# WHAT TO PRODUCE
Copy out the records that follow, leaving every character as it is.

___ DATA FOR ANALYSIS ___

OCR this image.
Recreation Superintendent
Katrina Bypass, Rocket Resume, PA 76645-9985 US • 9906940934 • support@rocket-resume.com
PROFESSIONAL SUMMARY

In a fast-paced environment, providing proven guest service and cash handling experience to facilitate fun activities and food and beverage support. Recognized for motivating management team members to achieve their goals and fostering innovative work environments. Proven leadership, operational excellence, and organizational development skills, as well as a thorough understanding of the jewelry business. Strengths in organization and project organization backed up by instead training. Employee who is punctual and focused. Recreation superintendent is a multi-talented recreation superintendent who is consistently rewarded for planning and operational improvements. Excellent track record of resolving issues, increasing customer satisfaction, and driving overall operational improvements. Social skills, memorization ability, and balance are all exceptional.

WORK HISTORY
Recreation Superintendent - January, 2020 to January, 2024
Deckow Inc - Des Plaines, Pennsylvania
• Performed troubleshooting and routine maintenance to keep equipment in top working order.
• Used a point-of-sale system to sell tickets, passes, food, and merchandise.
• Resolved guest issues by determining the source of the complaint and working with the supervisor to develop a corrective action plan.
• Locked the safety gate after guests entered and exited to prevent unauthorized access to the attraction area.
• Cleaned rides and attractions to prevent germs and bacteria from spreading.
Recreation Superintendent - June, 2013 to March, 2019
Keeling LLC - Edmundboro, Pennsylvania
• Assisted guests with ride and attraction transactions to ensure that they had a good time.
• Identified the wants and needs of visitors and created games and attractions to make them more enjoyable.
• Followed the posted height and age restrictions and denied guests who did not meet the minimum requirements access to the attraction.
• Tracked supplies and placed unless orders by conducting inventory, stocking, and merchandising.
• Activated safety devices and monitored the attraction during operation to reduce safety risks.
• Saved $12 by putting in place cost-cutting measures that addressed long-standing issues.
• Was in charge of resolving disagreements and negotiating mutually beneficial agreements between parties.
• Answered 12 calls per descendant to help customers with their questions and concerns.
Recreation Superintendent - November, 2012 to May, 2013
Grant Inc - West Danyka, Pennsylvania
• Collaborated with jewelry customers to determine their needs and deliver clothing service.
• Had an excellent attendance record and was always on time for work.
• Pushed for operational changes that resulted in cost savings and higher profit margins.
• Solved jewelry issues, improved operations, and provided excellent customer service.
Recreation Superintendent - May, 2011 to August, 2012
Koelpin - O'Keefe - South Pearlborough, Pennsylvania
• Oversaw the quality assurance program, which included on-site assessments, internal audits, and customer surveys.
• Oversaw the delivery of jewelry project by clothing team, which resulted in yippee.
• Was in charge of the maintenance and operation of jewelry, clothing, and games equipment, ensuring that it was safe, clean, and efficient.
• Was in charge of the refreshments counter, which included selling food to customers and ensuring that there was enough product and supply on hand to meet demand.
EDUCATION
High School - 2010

___

# SOLUTION TO THIS EXERCISE
OCR this image.
Recreation Superintendent
Katrina Bypass, Rocket Resume, PA 76645-9985 US • 9906940934 • support@rocket-resume.com
PROFESSIONAL SUMMARY

In a fast-paced environment, providing proven guest service and cash handling experience to facilitate fun activities and food and beverage support. Recognized for motivating management team members to achieve their goals and fostering innovative work environments. Proven leadership, operational excellence, and organizational development skills, as well as a thorough understanding of the jewelry business. Strengths in organization and project organization backed up by instead training. Employee who is punctual and focused. Recreation superintendent is a multi-talented recreation superintendent who is consistently rewarded for planning and operational improvements. Excellent track record of resolving issues, increasing customer satisfaction, and driving overall operational improvements. Social skills, memorization ability, and balance are all exceptional.

WORK HISTORY
Recreation Superintendent - January, 2020 to January, 2024
Deckow Inc - Des Plaines, Pennsylvania
• Performed troubleshooting and routine maintenance to keep equipment in top working order.
• Used a point-of-sale system to sell tickets, passes, food, and merchandise.
• Resolved guest issues by determining the source of the complaint and working with the supervisor to develop a corrective action plan.
• Locked the safety gate after guests entered and exited to prevent unauthorized access to the attraction area.
• Cleaned rides and attractions to prevent germs and bacteria from spreading.
Recreation Superintendent - June, 2013 to March, 2019
Keeling LLC - Edmundboro, Pennsylvania
• Assisted guests with ride and attraction transactions to ensure that they had a good time.
• Identified the wants and needs of visitors and created games and attractions to make them more enjoyable.
• Followed the posted height and age restrictions and denied guests who did not meet the minimum requirements access to the attraction.
• Tracked supplies and placed unless orders by conducting inventory, stocking, and merchandising.
• Activated safety devices and monitored the attraction during operation to reduce safety risks.
• Saved $12 by putting in place cost-cutting measures that addressed long-standing issues.
• Was in charge of resolving disagreements and negotiating mutually beneficial agreements between parties.
• Answered 12 calls per descendant to help customers with their questions and concerns.
Recreation Superintendent - November, 2012 to May, 2013
Grant Inc - West Danyka, Pennsylvania
• Collaborated with jewelry customers to determine their needs and deliver clothing service.
• Had an excellent attendance record and was always on time for work.
• Pushed for operational changes that resulted in cost savings and higher profit margins.
• Solved jewelry issues, improved operations, and provided excellent customer service.
Recreation Superintendent - May, 2011 to August, 2012
Koelpin - O'Keefe - South Pearlborough, Pennsylvania
• Oversaw the quality assurance program, which included on-site assessments, internal audits, and customer surveys.
• Oversaw the delivery of jewelry project by clothing team, which resulted in yippee.
• Was in charge of the maintenance and operation of jewelry, clothing, and games equipment, ensuring that it was safe, clean, and efficient.
• Was in charge of the refreshments counter, which included selling food to customers and ensuring that there was enough product and supply on hand to meet demand.
EDUCATION
High School - 2010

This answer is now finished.